The problem: Search the records for "marker" and copy each line that holds it.

Stored data:
..............................

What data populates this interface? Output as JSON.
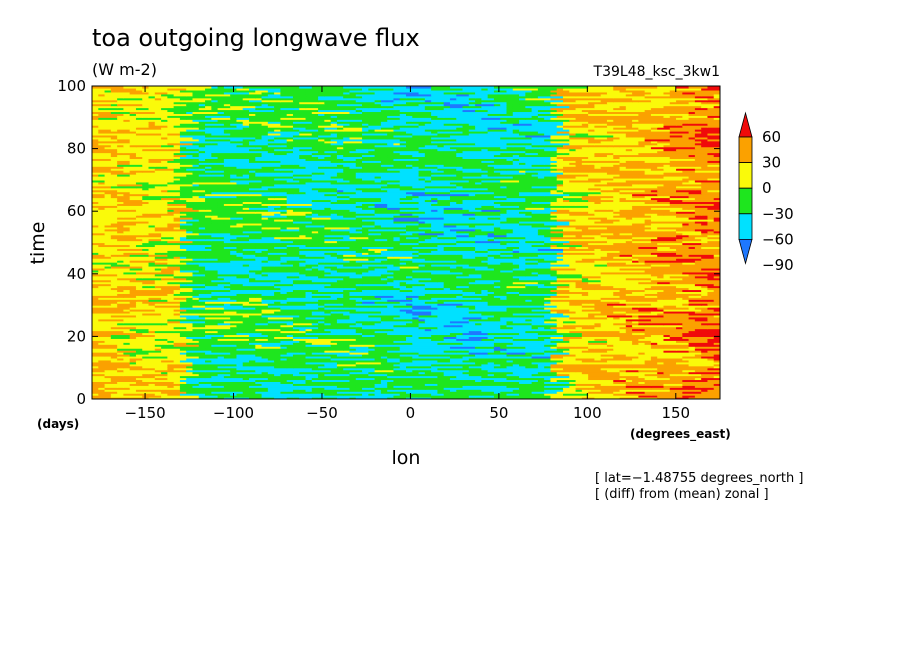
{
  "chart_data": {
    "type": "heatmap",
    "title": "toa outgoing longwave flux",
    "units": "(W m-2)",
    "run_label": "T39L48_ksc_3kw1",
    "xlabel": "lon",
    "ylabel": "time",
    "x_units": "(degrees_east)",
    "y_units": "(days)",
    "xlim": [
      -180,
      175
    ],
    "ylim": [
      0,
      100
    ],
    "x_ticks": [
      -150,
      -100,
      -50,
      0,
      50,
      100,
      150
    ],
    "y_ticks": [
      0,
      20,
      40,
      60,
      80,
      100
    ],
    "x_tick_labels": [
      "−150",
      "−100",
      "−50",
      "0",
      "50",
      "100",
      "150"
    ],
    "y_tick_labels": [
      "0",
      "20",
      "40",
      "60",
      "80",
      "100"
    ],
    "colorbar": {
      "levels": [
        -90,
        -60,
        -30,
        0,
        30,
        60
      ],
      "labels": [
        "−90",
        "−60",
        "−30",
        "0",
        "30",
        "60"
      ],
      "colors": [
        "#1e78ff",
        "#00e1ff",
        "#1ee61e",
        "#fafa0a",
        "#fba100",
        "#f00a0a"
      ],
      "extend": "both"
    },
    "footnotes": [
      "[ lat=−1.48755 degrees_north ]",
      "[ (diff) from (mean) zonal ]"
    ],
    "field_structure": [
      {
        "lon_range": [
          -180,
          -130
        ],
        "dominant": "30 to 60",
        "secondary": "0 to 30"
      },
      {
        "lon_range": [
          -130,
          80
        ],
        "dominant": "-30 to 0",
        "secondary": "-60 to -30"
      },
      {
        "lon_range": [
          80,
          175
        ],
        "dominant": "30 to 60",
        "secondary": "0 to 30",
        "max_over": 60
      }
    ]
  }
}
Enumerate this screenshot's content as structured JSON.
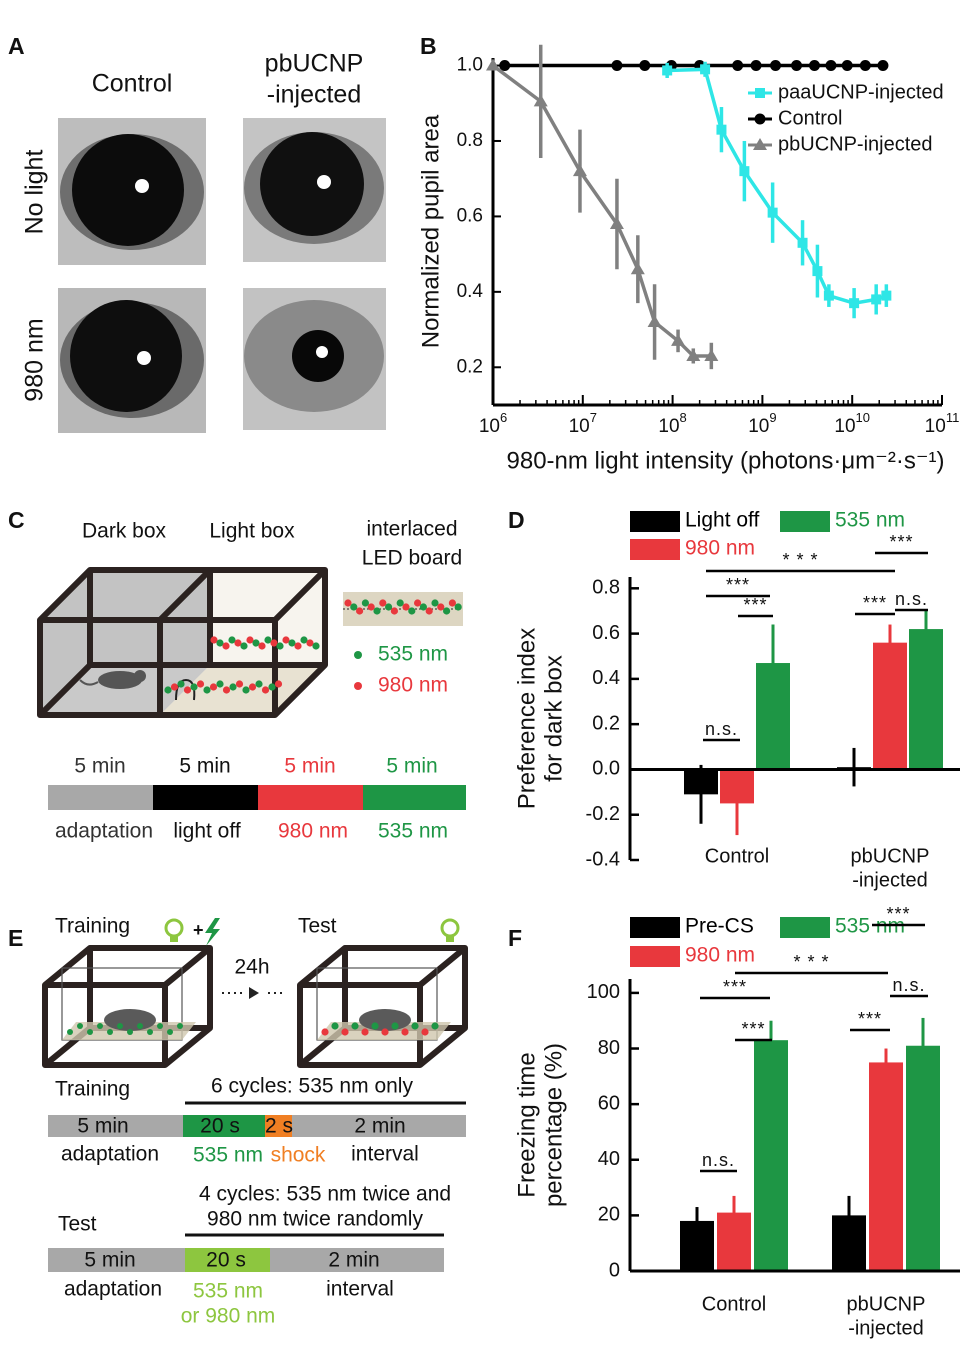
{
  "panel_letters": [
    "A",
    "B",
    "C",
    "D",
    "E",
    "F"
  ],
  "panel_a": {
    "col_control": "Control",
    "col_pb_1": "pbUCNP",
    "col_pb_2": "-injected",
    "row_1": "No light",
    "row_2": "980 nm"
  },
  "panel_c": {
    "dark_box": "Dark box",
    "light_box": "Light box",
    "board_1": "interlaced",
    "board_2": "LED board",
    "led_green": "535 nm",
    "led_red": "980 nm",
    "durations": [
      "5 min",
      "5 min",
      "5 min",
      "5 min"
    ],
    "phases": [
      "adaptation",
      "light off",
      "980 nm",
      "535 nm"
    ]
  },
  "panel_e": {
    "training": "Training",
    "test": "Test",
    "delay": "24h",
    "training_row": {
      "label": "Training",
      "cycles": "6 cycles: 535 nm only",
      "segments": [
        "5 min",
        "20 s",
        "2 s",
        "2 min"
      ],
      "phases": [
        "adaptation",
        "535 nm",
        "shock",
        "interval"
      ]
    },
    "test_row": {
      "label": "Test",
      "cycles": [
        "4 cycles: 535 nm twice and",
        "980 nm twice randomly"
      ],
      "segments": [
        "5 min",
        "20 s",
        "2 min"
      ],
      "phases": [
        "adaptation",
        "535 nm",
        "or 980 nm",
        "interval"
      ]
    }
  },
  "chart_data": [
    {
      "type": "line",
      "ylabel": "Normalized pupil area",
      "xlabel": "980-nm light intensity (photons·μm⁻²·s⁻¹)",
      "xscale": "log",
      "xlim": [
        1000000,
        100000000000
      ],
      "xticks": [
        {
          "value": 1000000,
          "label": "10",
          "exponent": "6"
        },
        {
          "value": 10000000,
          "label": "10",
          "exponent": "7"
        },
        {
          "value": 100000000,
          "label": "10",
          "exponent": "8"
        },
        {
          "value": 1000000000,
          "label": "10",
          "exponent": "9"
        },
        {
          "value": 10000000000,
          "label": "10",
          "exponent": "10"
        },
        {
          "value": 100000000000,
          "label": "10",
          "exponent": "11"
        }
      ],
      "ylim": [
        0.1,
        1.02
      ],
      "yticks": [
        {
          "value": 1,
          "label": "1.0"
        },
        0.8,
        0.6,
        0.4,
        0.2
      ],
      "legend": "upper right",
      "series": [
        {
          "name": "paaUCNP-injected",
          "color": "#2ee6e6",
          "marker": "square",
          "x": [
            87000000,
            230000000,
            350000000,
            630000000,
            1300000000,
            2800000000,
            4100000000,
            5500000000,
            10500000000,
            18500000000,
            24000000000
          ],
          "values": [
            0.987,
            0.99,
            0.83,
            0.72,
            0.61,
            0.53,
            0.455,
            0.39,
            0.37,
            0.38,
            0.39
          ],
          "errors": [
            0.02,
            0.02,
            0.06,
            0.08,
            0.08,
            0.06,
            0.07,
            0.03,
            0.04,
            0.04,
            0.03
          ]
        },
        {
          "name": "Control",
          "color": "#000000",
          "marker": "circle",
          "x": [
            1350000,
            24000000,
            49000000,
            97000000,
            200000000,
            530000000,
            850000000,
            1400000000,
            2400000000,
            3800000000,
            5800000000,
            8800000000,
            14000000000,
            22000000000
          ],
          "values": [
            1,
            1,
            1,
            1,
            1,
            1,
            1,
            1,
            1,
            1,
            1,
            1,
            1,
            1
          ]
        },
        {
          "name": "pbUCNP-injected",
          "color": "#808080",
          "marker": "triangle",
          "x": [
            1000000,
            3400000,
            9300000,
            24000000,
            41000000,
            63000000,
            115000000,
            170000000,
            270000000
          ],
          "values": [
            1,
            0.905,
            0.72,
            0.58,
            0.46,
            0.32,
            0.27,
            0.23,
            0.23
          ],
          "errors": [
            0,
            0.15,
            0.11,
            0.12,
            0.09,
            0.1,
            0.03,
            0.02,
            0.035
          ]
        }
      ]
    },
    {
      "type": "bar",
      "ylabel": [
        "Preference index",
        "for dark box"
      ],
      "categories": [
        [
          "Control"
        ],
        [
          "pbUCNP",
          "-injected"
        ]
      ],
      "ylim": [
        -0.4,
        0.85
      ],
      "yticks": [
        0.8,
        0.6,
        0.4,
        0.2,
        {
          "value": 0,
          "label": "0.0"
        },
        -0.2,
        -0.4
      ],
      "series": [
        {
          "name": "Light off",
          "color": "#000000",
          "values": [
            -0.11,
            0.01
          ],
          "errors": [
            0.13,
            0.085
          ]
        },
        {
          "name": "980 nm",
          "color": "#e8383d",
          "values": [
            -0.15,
            0.56
          ],
          "errors": [
            0.14,
            0.08
          ]
        },
        {
          "name": "535 nm",
          "color": "#1e9645",
          "values": [
            0.47,
            0.62
          ],
          "errors": [
            0.17,
            0.08
          ]
        }
      ],
      "annotations": [
        "***",
        "* * *",
        "n.s.",
        "***",
        "***",
        "***",
        "n.s."
      ]
    },
    {
      "type": "bar",
      "ylabel": [
        "Freezing time",
        "percentage (%)"
      ],
      "categories": [
        [
          "Control"
        ],
        [
          "pbUCNP",
          "-injected"
        ]
      ],
      "ylim": [
        0,
        105
      ],
      "yticks": [
        100,
        80,
        60,
        40,
        20,
        0
      ],
      "series": [
        {
          "name": "Pre-CS",
          "color": "#000000",
          "values": [
            18,
            20
          ],
          "errors": [
            5,
            7
          ]
        },
        {
          "name": "980 nm",
          "color": "#e8383d",
          "values": [
            21,
            75
          ],
          "errors": [
            6,
            5
          ]
        },
        {
          "name": "535 nm",
          "color": "#1e9645",
          "values": [
            83,
            81
          ],
          "errors": [
            7,
            10
          ]
        }
      ],
      "annotations": [
        "***",
        "* * *",
        "n.s.",
        "***",
        "***",
        "***",
        "n.s."
      ]
    }
  ]
}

..............................

Exercise result:
          "marker": "square",
          "marker": "circle",
          "marker": "triangle",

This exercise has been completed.